(Collection entries)

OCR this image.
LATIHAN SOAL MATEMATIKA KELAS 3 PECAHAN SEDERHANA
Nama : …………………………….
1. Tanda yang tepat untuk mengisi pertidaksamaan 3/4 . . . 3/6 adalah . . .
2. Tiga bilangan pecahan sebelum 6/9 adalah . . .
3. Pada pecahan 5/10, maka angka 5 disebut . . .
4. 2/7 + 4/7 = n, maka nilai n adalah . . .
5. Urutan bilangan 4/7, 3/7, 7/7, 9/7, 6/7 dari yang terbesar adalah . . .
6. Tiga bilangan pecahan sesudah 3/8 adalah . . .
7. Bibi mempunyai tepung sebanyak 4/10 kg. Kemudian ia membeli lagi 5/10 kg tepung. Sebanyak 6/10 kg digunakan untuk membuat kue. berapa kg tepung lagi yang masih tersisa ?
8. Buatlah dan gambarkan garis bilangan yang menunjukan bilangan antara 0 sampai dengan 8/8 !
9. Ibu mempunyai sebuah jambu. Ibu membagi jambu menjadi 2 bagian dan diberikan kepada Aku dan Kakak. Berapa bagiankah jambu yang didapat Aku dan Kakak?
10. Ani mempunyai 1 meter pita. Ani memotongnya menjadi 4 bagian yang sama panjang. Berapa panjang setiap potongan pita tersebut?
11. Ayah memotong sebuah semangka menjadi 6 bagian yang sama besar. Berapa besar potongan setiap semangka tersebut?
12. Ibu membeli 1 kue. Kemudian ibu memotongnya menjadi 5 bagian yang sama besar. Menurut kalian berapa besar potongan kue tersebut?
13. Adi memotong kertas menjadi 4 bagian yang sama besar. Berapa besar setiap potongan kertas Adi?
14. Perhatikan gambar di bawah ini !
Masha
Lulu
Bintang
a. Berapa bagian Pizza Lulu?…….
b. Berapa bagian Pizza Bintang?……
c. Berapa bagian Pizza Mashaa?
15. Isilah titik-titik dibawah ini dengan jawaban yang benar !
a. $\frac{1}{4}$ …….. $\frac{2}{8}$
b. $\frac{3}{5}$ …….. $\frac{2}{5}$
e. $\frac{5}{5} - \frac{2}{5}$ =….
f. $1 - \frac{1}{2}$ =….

### [WHAT TO PRODUCE]
Output the entries verbatim.

### [THE SOLUTION]
OCR this image.
LATIHAN SOAL MATEMATIKA KELAS 3 PECAHAN SEDERHANA
Nama : …………………………….
1. Tanda yang tepat untuk mengisi pertidaksamaan 3/4 . . . 3/6 adalah . . .
2. Tiga bilangan pecahan sebelum 6/9 adalah . . .
3. Pada pecahan 5/10, maka angka 5 disebut . . .
4. 2/7 + 4/7 = n, maka nilai n adalah . . .
5. Urutan bilangan 4/7, 3/7, 7/7, 9/7, 6/7 dari yang terbesar adalah . . .
6. Tiga bilangan pecahan sesudah 3/8 adalah . . .
7. Bibi mempunyai tepung sebanyak 4/10 kg. Kemudian ia membeli lagi 5/10 kg tepung. Sebanyak 6/10 kg digunakan untuk membuat kue. berapa kg tepung lagi yang masih tersisa ?
8. Buatlah dan gambarkan garis bilangan yang menunjukan bilangan antara 0 sampai dengan 8/8 !
9. Ibu mempunyai sebuah jambu. Ibu membagi jambu menjadi 2 bagian dan diberikan kepada Aku dan Kakak. Berapa bagiankah jambu yang didapat Aku dan Kakak?
10. Ani mempunyai 1 meter pita. Ani memotongnya menjadi 4 bagian yang sama panjang. Berapa panjang setiap potongan pita tersebut?
11. Ayah memotong sebuah semangka menjadi 6 bagian yang sama besar. Berapa besar potongan setiap semangka tersebut?
12. Ibu membeli 1 kue. Kemudian ibu memotongnya menjadi 5 bagian yang sama besar. Menurut kalian berapa besar potongan kue tersebut?
13. Adi memotong kertas menjadi 4 bagian yang sama besar. Berapa besar setiap potongan kertas Adi?
14. Perhatikan gambar di bawah ini !
Masha
Lulu
Bintang
a. Berapa bagian Pizza Lulu?…….
b. Berapa bagian Pizza Bintang?……
c. Berapa bagian Pizza Mashaa?
15. Isilah titik-titik dibawah ini dengan jawaban yang benar !
a. $\frac{1}{4}$ …….. $\frac{2}{8}$
b. $\frac{3}{5}$ …….. $\frac{2}{5}$
e. $\frac{5}{5} - \frac{2}{5}$ =….
f. $1 - \frac{1}{2}$ =….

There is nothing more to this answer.